(Brief) Find and copy lines holding "организаций".

(Information provided)
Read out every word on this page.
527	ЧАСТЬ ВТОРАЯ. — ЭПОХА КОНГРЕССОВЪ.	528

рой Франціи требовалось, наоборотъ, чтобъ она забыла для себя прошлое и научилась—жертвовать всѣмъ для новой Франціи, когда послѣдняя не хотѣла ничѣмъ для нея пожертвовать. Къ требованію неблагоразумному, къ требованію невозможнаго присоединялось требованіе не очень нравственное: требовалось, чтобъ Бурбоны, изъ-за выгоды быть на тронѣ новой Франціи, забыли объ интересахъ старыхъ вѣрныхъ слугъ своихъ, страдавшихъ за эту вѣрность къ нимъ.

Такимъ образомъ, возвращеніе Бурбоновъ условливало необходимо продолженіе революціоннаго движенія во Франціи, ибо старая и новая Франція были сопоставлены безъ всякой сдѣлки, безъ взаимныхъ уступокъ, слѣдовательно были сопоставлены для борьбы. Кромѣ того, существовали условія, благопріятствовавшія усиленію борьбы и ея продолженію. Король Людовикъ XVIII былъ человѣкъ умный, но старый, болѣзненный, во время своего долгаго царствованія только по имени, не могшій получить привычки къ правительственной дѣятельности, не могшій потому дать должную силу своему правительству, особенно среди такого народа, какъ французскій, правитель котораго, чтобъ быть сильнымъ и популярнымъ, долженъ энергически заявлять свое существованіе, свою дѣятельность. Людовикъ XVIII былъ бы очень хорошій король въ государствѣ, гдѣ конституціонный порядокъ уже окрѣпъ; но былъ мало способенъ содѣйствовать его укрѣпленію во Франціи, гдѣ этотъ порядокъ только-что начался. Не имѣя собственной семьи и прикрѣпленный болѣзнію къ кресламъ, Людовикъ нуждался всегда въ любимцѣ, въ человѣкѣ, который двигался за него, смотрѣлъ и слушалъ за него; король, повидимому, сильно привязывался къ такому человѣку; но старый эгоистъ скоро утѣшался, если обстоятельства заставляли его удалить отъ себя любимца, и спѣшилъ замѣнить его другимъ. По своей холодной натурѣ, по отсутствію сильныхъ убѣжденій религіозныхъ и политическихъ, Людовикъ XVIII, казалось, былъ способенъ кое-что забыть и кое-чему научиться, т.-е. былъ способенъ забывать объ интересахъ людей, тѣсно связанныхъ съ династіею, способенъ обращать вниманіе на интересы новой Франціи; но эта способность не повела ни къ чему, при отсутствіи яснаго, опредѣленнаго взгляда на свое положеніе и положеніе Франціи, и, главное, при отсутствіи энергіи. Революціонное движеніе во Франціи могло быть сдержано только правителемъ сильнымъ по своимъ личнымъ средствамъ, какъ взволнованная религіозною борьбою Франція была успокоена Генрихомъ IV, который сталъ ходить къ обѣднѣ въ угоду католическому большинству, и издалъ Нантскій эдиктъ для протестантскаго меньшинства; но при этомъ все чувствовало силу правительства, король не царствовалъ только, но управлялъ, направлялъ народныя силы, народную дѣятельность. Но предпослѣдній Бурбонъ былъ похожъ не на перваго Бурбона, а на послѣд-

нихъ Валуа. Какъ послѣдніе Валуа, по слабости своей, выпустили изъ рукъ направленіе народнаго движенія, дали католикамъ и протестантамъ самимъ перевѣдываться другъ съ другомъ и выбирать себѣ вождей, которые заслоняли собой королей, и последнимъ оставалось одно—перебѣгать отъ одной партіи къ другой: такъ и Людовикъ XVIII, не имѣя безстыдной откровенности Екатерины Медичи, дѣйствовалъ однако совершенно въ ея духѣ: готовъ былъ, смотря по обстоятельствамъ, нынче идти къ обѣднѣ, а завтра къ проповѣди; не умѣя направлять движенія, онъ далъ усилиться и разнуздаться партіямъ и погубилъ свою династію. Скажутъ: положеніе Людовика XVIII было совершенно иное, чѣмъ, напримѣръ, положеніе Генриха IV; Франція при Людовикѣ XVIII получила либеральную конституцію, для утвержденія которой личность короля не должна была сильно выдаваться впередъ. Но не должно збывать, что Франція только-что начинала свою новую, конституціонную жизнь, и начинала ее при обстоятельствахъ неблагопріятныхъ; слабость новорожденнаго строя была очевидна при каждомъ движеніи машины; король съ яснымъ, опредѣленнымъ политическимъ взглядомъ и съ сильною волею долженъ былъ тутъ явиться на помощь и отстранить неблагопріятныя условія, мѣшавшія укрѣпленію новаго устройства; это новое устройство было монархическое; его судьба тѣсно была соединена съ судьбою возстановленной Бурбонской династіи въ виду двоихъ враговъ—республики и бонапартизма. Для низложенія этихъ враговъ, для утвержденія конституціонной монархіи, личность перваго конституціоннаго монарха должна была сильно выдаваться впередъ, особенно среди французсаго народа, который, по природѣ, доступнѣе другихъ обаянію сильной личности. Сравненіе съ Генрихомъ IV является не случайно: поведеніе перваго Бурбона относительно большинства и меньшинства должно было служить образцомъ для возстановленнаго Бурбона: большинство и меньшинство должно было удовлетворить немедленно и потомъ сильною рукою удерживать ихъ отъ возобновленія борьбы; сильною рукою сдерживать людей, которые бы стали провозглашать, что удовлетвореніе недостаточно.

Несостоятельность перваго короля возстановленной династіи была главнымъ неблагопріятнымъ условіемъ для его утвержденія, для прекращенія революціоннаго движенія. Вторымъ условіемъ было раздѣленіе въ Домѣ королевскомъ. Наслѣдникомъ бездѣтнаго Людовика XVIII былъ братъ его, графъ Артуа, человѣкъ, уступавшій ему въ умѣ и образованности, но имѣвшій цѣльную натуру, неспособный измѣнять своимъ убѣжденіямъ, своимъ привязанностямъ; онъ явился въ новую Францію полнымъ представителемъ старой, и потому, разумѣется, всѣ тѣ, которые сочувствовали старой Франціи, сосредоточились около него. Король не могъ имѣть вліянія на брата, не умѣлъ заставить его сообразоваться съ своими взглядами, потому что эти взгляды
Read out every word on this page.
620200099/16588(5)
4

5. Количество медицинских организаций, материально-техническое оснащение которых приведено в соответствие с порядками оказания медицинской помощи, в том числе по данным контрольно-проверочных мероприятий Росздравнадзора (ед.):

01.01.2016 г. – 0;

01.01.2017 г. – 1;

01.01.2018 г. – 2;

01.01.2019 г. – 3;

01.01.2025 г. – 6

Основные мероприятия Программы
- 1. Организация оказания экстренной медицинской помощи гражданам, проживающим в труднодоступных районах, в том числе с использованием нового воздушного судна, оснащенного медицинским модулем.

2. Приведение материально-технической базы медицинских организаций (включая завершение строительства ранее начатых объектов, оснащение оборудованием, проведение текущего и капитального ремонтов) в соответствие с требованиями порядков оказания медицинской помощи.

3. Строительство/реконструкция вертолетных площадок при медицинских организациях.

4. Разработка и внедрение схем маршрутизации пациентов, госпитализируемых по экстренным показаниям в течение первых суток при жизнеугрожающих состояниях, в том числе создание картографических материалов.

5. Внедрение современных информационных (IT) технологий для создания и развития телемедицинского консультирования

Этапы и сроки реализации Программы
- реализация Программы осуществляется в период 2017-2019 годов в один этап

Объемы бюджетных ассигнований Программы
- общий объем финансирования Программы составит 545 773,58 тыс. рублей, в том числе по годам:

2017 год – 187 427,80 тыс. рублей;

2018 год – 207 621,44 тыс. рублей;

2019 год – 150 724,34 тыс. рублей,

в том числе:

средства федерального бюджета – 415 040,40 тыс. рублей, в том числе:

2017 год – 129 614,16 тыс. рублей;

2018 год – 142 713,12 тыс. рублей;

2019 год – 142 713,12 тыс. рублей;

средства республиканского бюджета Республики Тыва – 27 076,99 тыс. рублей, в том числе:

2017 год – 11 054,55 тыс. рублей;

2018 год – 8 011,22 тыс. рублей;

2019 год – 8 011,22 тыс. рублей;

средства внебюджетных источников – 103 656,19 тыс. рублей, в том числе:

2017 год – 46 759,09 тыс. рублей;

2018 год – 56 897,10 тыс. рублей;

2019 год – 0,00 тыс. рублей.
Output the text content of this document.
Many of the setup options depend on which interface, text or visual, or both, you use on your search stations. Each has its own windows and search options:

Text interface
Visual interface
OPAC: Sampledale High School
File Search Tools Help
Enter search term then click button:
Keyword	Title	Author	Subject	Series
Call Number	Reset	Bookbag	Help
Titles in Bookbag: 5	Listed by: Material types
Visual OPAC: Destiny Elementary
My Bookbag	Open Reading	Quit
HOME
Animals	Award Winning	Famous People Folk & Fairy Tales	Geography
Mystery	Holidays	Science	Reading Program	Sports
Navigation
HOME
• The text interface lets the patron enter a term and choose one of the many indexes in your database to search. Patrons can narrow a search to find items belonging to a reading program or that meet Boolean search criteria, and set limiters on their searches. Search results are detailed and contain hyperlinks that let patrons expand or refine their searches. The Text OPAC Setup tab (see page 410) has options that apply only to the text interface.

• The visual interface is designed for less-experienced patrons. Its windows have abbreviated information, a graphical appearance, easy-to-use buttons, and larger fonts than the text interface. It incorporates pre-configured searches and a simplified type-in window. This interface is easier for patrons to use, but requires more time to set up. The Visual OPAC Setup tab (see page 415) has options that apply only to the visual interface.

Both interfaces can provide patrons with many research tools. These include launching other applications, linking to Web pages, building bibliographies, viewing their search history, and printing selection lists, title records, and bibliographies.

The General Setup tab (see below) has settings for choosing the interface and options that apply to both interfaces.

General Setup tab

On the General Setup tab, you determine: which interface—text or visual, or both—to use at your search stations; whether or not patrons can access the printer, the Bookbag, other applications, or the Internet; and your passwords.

(In response)
5. Количество медицинских организаций, материально-техническое оснащение которых приведено в соответствие с порядками оказания медицинской помощи, в том числе по данным контрольно-проверочных мероприятий Росздравнадзора (ед.):
2. Приведение материально-технической базы медицинских организаций (включая завершение строительства ранее начатых объектов, оснащение оборудованием, проведение текущего и капитального ремонтов) в соответствие с требованиями порядков оказания медицинской помощи.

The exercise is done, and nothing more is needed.